WHAT IS ASKED: Copy the data exactly as it appears, and do not include any pictures.

§ §

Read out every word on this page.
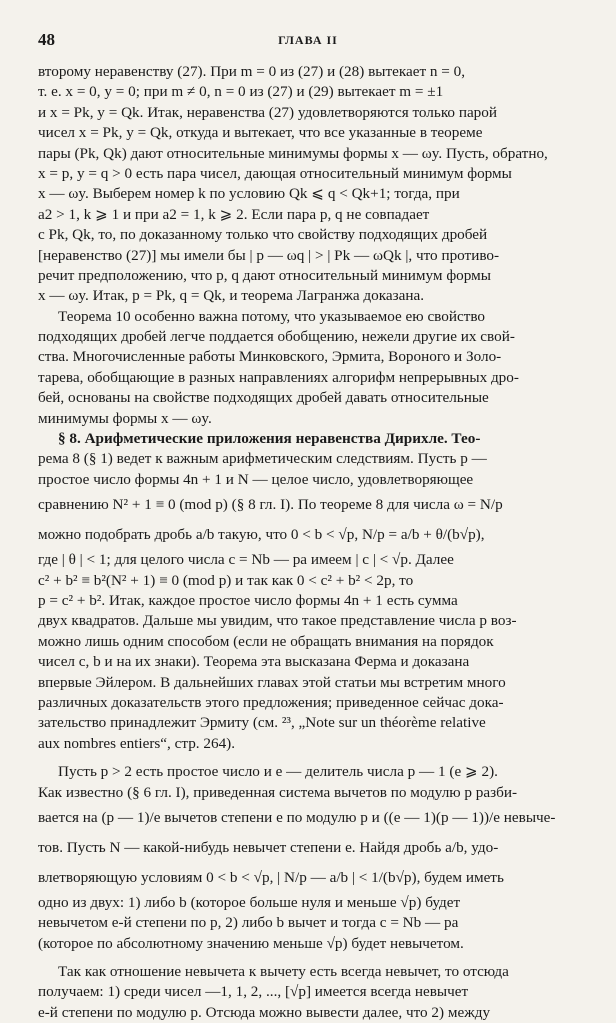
48	ГЛАВА II
второму неравенству (27). При m = 0 из (27) и (28) вытекает n = 0,
т. е. x = 0, y = 0; при m ≠ 0, n = 0 из (27) и (29) вытекает m = ±1
и x = Pk, y = Qk. Итак, неравенства (27) удовлетворяются только парой
чисел x = Pk, y = Qk, откуда и вытекает, что все указанные в теореме
пары (Pk, Qk) дают относительные минимумы формы x — ωy. Пусть, обратно,
x = p, y = q > 0 есть пара чисел, дающая относительный минимум формы
x — ωy. Выберем номер k по условию Qk ⩽ q < Qk+1; тогда, при
a2 > 1, k ⩾ 1 и при a2 = 1, k ⩾ 2. Если пара p, q не совпадает
с Pk, Qk, то, по доказанному только что свойству подходящих дробей
[неравенство (27)] мы имели бы | p — ωq | > | Pk — ωQk |, что противо-
речит предположению, что p, q дают относительный минимум формы
x — ωy. Итак, p = Pk, q = Qk, и теорема Лагранжа доказана.
Теорема 10 особенно важна потому, что указываемое ею свойство
подходящих дробей легче поддается обобщению, нежели другие их свой-
ства. Многочисленные работы Минковского, Эрмита, Вороного и Золо-
тарева, обобщающие в разных направлениях алгорифм непрерывных дро-
бей, основаны на свойстве подходящих дробей давать относительные
минимумы формы x — ωy.
§ 8. Арифметические приложения неравенства Дирихле. Тео-
рема 8 (§ 1) ведет к важным арифметическим следствиям. Пусть p —
простое число формы 4n + 1 и N — целое число, удовлетворяющее
сравнению N² + 1 ≡ 0 (mod p) (§ 8 гл. I). По теореме 8 для числа ω = N/p
можно подобрать дробь a/b такую, что 0 < b < √p, N/p = a/b + θ/(b√p),
где | θ | < 1; для целого числа c = Nb — pa имеем | c | < √p. Далее
c² + b² ≡ b²(N² + 1) ≡ 0 (mod p) и так как 0 < c² + b² < 2p, то
p = c² + b². Итак, каждое простое число формы 4n + 1 есть сумма
двух квадратов. Дальше мы увидим, что такое представление числа p воз-
можно лишь одним способом (если не обращать внимания на порядок
чисел c, b и на их знаки). Теорема эта высказана Ферма и доказана
впервые Эйлером. В дальнейших главах этой статьи мы встретим много
различных доказательств этого предложения; приведенное сейчас дока-
зательство принадлежит Эрмиту (см. ²³, „Note sur un théorème relative
aux nombres entiers“, стр. 264).
Пусть p > 2 есть простое число и e — делитель числа p — 1 (e ⩾ 2).
Как известно (§ 6 гл. I), приведенная система вычетов по модулю p разби-
вается на (p — 1)/e вычетов степени e по модулю p и ((e — 1)(p — 1))/e невыче-
тов. Пусть N — какой-нибудь невычет степени e. Найдя дробь a/b, удо-
влетворяющую условиям 0 < b < √p, | N/p — a/b | < 1/(b√p), будем иметь
одно из двух: 1) либо b (которое больше нуля и меньше √p) будет
невычетом e-й степени по p, 2) либо b вычет и тогда c = Nb — pa
(которое по абсолютному значению меньше √p) будет невычетом.
Так как отношение невычета к вычету есть всегда невычет, то отсюда
получаем: 1) среди чисел —1, 1, 2, ..., [√p] имеется всегда невычет
e-й степени по модулю p. Отсюда можно вывести далее, что 2) между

§ §

THE RESULT:
Read out every word on this page.
48	ГЛАВА II
второму неравенству (27). При m = 0 из (27) и (28) вытекает n = 0,
т. е. x = 0, y = 0; при m ≠ 0, n = 0 из (27) и (29) вытекает m = ±1
и x = Pk, y = Qk. Итак, неравенства (27) удовлетворяются только парой
чисел x = Pk, y = Qk, откуда и вытекает, что все указанные в теореме
пары (Pk, Qk) дают относительные минимумы формы x — ωy. Пусть, обратно,
x = p, y = q > 0 есть пара чисел, дающая относительный минимум формы
x — ωy. Выберем номер k по условию Qk ⩽ q < Qk+1; тогда, при
a2 > 1, k ⩾ 1 и при a2 = 1, k ⩾ 2. Если пара p, q не совпадает
с Pk, Qk, то, по доказанному только что свойству подходящих дробей
[неравенство (27)] мы имели бы | p — ωq | > | Pk — ωQk |, что противо-
речит предположению, что p, q дают относительный минимум формы
x — ωy. Итак, p = Pk, q = Qk, и теорема Лагранжа доказана.
Теорема 10 особенно важна потому, что указываемое ею свойство
подходящих дробей легче поддается обобщению, нежели другие их свой-
ства. Многочисленные работы Минковского, Эрмита, Вороного и Золо-
тарева, обобщающие в разных направлениях алгорифм непрерывных дро-
бей, основаны на свойстве подходящих дробей давать относительные
минимумы формы x — ωy.
§ 8. Арифметические приложения неравенства Дирихле. Тео-
рема 8 (§ 1) ведет к важным арифметическим следствиям. Пусть p —
простое число формы 4n + 1 и N — целое число, удовлетворяющее
сравнению N² + 1 ≡ 0 (mod p) (§ 8 гл. I). По теореме 8 для числа ω = N/p
можно подобрать дробь a/b такую, что 0 < b < √p, N/p = a/b + θ/(b√p),
где | θ | < 1; для целого числа c = Nb — pa имеем | c | < √p. Далее
c² + b² ≡ b²(N² + 1) ≡ 0 (mod p) и так как 0 < c² + b² < 2p, то
p = c² + b². Итак, каждое простое число формы 4n + 1 есть сумма
двух квадратов. Дальше мы увидим, что такое представление числа p воз-
можно лишь одним способом (если не обращать внимания на порядок
чисел c, b и на их знаки). Теорема эта высказана Ферма и доказана
впервые Эйлером. В дальнейших главах этой статьи мы встретим много
различных доказательств этого предложения; приведенное сейчас дока-
зательство принадлежит Эрмиту (см. ²³, „Note sur un théorème relative
aux nombres entiers“, стр. 264).
Пусть p > 2 есть простое число и e — делитель числа p — 1 (e ⩾ 2).
Как известно (§ 6 гл. I), приведенная система вычетов по модулю p разби-
вается на (p — 1)/e вычетов степени e по модулю p и ((e — 1)(p — 1))/e невыче-
тов. Пусть N — какой-нибудь невычет степени e. Найдя дробь a/b, удо-
влетворяющую условиям 0 < b < √p, | N/p — a/b | < 1/(b√p), будем иметь
одно из двух: 1) либо b (которое больше нуля и меньше √p) будет
невычетом e-й степени по p, 2) либо b вычет и тогда c = Nb — pa
(которое по абсолютному значению меньше √p) будет невычетом.
Так как отношение невычета к вычету есть всегда невычет, то отсюда
получаем: 1) среди чисел —1, 1, 2, ..., [√p] имеется всегда невычет
e-й степени по модулю p. Отсюда можно вывести далее, что 2) между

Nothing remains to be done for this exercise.